> _Set exercise_
Only the number is wanted: how many lines contain the string "kitlen"?

Extracted records
----------------

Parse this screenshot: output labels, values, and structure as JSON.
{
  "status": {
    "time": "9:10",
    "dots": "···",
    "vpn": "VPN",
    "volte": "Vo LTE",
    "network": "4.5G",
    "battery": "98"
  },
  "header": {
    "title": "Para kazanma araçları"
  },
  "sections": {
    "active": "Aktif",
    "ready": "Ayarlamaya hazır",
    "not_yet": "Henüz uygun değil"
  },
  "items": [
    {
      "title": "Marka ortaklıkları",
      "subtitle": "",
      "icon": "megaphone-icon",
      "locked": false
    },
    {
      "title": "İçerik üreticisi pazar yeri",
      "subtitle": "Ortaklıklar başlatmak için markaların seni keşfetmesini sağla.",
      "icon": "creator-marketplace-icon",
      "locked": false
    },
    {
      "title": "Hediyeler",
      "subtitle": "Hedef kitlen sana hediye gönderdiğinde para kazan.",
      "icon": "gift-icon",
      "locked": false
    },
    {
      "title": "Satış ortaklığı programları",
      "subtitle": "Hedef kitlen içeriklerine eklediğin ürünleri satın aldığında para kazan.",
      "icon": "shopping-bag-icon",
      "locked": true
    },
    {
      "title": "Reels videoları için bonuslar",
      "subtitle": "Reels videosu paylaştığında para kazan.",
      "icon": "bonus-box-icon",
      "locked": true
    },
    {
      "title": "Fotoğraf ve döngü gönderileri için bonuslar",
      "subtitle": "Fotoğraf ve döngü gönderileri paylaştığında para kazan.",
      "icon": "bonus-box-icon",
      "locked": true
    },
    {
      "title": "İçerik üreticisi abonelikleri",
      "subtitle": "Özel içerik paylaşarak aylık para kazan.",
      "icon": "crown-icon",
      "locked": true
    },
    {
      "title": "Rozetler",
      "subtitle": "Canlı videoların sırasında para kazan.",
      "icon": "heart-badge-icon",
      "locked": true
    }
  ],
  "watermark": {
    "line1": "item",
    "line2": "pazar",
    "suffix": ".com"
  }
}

----------------

> _Complete answer_
2